(Extracted records)
--------------------

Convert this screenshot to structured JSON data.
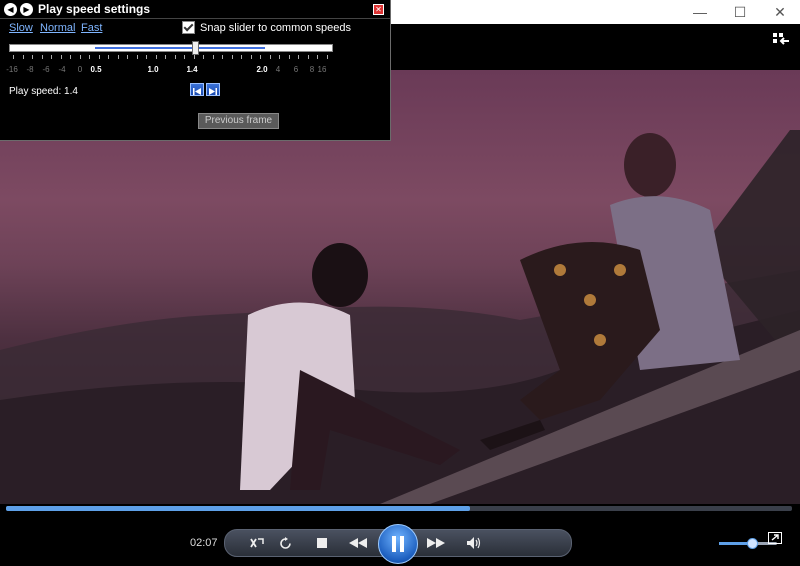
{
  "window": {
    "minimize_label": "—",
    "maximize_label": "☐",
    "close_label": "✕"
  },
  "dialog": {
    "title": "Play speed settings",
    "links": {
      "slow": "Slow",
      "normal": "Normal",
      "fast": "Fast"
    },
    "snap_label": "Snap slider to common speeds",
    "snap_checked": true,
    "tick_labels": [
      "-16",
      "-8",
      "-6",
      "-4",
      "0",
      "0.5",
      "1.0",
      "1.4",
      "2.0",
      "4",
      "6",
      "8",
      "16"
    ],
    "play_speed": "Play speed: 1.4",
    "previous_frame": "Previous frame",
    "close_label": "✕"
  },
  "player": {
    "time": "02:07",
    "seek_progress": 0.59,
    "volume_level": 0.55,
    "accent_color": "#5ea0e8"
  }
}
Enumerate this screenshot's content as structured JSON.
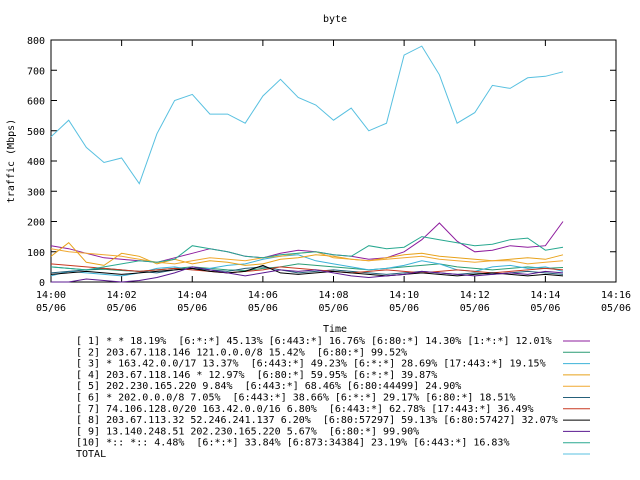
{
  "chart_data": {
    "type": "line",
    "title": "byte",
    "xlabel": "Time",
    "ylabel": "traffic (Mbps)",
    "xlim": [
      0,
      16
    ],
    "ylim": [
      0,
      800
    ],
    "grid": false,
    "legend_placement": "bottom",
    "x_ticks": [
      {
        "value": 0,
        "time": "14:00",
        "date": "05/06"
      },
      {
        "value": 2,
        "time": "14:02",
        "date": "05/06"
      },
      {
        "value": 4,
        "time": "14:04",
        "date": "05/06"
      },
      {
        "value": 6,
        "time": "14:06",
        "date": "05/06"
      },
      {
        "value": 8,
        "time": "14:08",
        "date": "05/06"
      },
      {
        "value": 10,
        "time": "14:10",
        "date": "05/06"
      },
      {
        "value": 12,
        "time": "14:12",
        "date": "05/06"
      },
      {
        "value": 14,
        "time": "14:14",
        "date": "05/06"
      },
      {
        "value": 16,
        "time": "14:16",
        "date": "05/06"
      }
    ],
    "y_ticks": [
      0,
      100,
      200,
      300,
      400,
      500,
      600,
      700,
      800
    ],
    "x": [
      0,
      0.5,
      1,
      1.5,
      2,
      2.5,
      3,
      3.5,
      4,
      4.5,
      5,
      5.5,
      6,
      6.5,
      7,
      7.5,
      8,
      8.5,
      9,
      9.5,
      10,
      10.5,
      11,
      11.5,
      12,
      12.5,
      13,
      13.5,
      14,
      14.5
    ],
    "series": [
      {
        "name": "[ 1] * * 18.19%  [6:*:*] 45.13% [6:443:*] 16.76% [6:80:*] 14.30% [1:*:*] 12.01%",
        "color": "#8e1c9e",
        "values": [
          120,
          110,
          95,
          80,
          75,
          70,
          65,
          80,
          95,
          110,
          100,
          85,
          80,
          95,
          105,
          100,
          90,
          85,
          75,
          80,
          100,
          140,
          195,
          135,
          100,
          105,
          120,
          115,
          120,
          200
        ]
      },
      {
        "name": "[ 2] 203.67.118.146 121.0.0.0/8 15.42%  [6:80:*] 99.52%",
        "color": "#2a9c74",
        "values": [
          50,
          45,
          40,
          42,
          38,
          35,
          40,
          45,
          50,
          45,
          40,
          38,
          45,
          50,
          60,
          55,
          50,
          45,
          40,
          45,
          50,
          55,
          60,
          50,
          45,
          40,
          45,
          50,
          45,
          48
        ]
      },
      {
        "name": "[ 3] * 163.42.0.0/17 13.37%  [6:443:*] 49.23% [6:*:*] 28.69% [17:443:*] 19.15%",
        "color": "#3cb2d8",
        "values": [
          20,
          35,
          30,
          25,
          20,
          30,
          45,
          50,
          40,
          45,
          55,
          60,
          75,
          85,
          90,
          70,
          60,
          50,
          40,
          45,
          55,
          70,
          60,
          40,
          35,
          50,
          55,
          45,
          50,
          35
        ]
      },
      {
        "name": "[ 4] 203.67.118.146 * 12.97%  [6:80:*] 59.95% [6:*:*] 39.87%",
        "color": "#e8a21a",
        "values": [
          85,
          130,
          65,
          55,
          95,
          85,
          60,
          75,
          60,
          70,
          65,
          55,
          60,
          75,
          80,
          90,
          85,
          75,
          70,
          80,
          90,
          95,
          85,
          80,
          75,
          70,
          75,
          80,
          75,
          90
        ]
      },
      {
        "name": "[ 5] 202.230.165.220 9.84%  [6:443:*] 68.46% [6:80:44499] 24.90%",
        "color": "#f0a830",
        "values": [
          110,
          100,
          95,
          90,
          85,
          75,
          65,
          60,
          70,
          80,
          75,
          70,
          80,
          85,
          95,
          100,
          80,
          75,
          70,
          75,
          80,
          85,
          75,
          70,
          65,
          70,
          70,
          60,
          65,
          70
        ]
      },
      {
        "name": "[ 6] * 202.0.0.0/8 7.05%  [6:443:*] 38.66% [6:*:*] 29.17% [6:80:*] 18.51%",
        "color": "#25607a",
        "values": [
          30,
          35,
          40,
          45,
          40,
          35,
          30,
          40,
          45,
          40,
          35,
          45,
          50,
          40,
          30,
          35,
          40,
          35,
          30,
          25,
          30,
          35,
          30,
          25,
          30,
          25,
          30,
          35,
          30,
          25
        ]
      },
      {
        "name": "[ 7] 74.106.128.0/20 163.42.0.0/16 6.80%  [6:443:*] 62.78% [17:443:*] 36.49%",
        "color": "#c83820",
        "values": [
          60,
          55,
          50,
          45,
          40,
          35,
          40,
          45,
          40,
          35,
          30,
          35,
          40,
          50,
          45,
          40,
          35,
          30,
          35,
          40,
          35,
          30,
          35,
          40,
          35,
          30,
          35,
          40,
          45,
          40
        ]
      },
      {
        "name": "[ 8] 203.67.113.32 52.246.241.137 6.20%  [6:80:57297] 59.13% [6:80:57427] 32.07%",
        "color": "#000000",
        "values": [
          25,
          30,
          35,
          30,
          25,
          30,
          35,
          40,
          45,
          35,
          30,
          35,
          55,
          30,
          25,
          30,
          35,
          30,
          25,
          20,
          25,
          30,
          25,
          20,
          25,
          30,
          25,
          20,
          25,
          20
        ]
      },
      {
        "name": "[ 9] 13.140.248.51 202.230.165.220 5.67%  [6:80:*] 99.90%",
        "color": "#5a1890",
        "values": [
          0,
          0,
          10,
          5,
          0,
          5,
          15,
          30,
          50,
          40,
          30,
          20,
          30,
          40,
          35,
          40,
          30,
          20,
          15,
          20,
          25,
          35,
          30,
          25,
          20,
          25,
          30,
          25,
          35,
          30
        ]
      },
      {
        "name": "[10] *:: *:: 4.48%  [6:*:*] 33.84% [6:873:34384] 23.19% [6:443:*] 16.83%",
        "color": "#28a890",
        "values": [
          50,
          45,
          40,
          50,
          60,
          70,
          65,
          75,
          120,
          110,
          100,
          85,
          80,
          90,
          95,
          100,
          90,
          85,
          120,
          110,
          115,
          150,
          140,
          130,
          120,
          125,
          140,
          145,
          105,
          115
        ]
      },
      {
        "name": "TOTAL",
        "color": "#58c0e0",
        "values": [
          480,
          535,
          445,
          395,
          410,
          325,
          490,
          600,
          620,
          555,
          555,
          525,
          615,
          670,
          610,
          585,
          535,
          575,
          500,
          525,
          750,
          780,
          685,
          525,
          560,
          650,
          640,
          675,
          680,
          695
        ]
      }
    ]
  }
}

--------------------

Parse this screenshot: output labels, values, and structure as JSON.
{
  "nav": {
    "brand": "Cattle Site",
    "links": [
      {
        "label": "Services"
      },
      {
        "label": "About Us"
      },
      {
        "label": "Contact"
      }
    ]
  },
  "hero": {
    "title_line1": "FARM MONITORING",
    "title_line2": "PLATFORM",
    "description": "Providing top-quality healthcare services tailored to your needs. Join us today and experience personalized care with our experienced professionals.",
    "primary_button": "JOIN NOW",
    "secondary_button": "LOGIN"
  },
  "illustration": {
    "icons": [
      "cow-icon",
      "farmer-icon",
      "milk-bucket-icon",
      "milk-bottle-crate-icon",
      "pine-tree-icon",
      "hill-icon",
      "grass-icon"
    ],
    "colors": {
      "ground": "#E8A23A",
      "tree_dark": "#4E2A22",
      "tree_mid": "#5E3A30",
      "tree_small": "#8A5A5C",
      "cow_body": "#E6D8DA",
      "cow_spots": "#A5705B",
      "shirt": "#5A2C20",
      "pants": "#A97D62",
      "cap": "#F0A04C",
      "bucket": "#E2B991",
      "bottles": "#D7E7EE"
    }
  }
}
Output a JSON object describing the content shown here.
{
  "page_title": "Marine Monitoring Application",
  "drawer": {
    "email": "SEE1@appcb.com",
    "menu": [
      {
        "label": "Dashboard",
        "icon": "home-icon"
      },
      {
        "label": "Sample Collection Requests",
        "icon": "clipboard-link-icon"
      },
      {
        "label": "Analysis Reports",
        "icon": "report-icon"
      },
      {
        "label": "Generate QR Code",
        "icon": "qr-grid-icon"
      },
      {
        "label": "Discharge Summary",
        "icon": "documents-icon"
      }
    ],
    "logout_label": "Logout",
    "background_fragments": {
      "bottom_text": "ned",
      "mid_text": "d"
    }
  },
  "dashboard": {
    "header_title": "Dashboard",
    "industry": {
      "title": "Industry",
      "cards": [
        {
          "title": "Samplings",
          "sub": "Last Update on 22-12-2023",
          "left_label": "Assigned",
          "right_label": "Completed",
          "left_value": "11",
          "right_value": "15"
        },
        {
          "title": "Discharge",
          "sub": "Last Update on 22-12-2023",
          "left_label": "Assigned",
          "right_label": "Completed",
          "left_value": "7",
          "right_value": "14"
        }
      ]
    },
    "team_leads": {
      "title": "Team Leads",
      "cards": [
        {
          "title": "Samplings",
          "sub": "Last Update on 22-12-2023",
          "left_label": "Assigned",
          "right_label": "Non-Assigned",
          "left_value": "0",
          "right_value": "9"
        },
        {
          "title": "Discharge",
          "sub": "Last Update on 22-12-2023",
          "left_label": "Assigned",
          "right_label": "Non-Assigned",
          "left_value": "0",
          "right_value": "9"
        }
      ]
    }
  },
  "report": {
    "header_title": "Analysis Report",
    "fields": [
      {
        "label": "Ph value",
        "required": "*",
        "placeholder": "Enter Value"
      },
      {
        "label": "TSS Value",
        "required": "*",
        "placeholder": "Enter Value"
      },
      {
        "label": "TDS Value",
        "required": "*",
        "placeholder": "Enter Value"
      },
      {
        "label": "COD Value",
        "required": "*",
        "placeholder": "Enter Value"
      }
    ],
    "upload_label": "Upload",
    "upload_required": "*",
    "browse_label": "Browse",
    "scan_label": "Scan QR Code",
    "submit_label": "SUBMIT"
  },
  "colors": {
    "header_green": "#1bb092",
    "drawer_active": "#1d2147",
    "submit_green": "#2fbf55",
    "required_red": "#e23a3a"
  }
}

--------------------

▸ What you need to do:
Work through the data and report how many of its lines hold the word "Analysis", giving only the figure.

▸ Answer to this task:
2